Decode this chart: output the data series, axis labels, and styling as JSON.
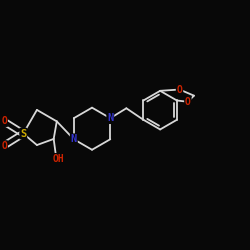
{
  "background_color": "#080808",
  "bond_color": "#d8d8d8",
  "atom_colors": {
    "N": "#3333cc",
    "O": "#cc2200",
    "S": "#ccaa00",
    "C": "#d8d8d8"
  },
  "figsize": [
    2.5,
    2.5
  ],
  "dpi": 100
}
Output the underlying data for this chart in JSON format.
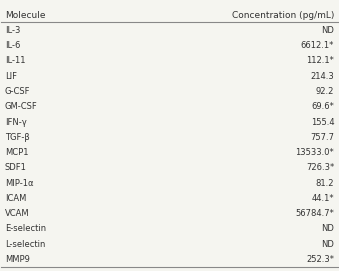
{
  "molecules": [
    "IL-3",
    "IL-6",
    "IL-11",
    "LIF",
    "G-CSF",
    "GM-CSF",
    "IFN-γ",
    "TGF-β",
    "MCP1",
    "SDF1",
    "MIP-1α",
    "ICAM",
    "VCAM",
    "E-selectin",
    "L-selectin",
    "MMP9"
  ],
  "concentrations": [
    "ND",
    "6612.1*",
    "112.1*",
    "214.3",
    "92.2",
    "69.6*",
    "155.4",
    "757.7",
    "13533.0*",
    "726.3*",
    "81.2",
    "44.1*",
    "56784.7*",
    "ND",
    "ND",
    "252.3*"
  ],
  "col1_header": "Molecule",
  "col2_header": "Concentration (pg/mL)",
  "background_color": "#f5f5f0",
  "text_color": "#333333",
  "header_color": "#333333",
  "line_color": "#888888"
}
————
Exclude every picture and copy the remaining data exactly.

Decode this chart: output the data series, axis labels, and styling as JSON.
{
  "background_color": "#080808",
  "bond_color": "#d8d8d8",
  "atom_colors": {
    "N": "#3333cc",
    "O": "#cc2200",
    "S": "#ccaa00",
    "C": "#d8d8d8"
  },
  "figsize": [
    2.5,
    2.5
  ],
  "dpi": 100
}
Output the underlying data for this chart in JSON format.
{
  "molecules": [
    "IL-3",
    "IL-6",
    "IL-11",
    "LIF",
    "G-CSF",
    "GM-CSF",
    "IFN-γ",
    "TGF-β",
    "MCP1",
    "SDF1",
    "MIP-1α",
    "ICAM",
    "VCAM",
    "E-selectin",
    "L-selectin",
    "MMP9"
  ],
  "concentrations": [
    "ND",
    "6612.1*",
    "112.1*",
    "214.3",
    "92.2",
    "69.6*",
    "155.4",
    "757.7",
    "13533.0*",
    "726.3*",
    "81.2",
    "44.1*",
    "56784.7*",
    "ND",
    "ND",
    "252.3*"
  ],
  "col1_header": "Molecule",
  "col2_header": "Concentration (pg/mL)",
  "background_color": "#f5f5f0",
  "text_color": "#333333",
  "header_color": "#333333",
  "line_color": "#888888"
}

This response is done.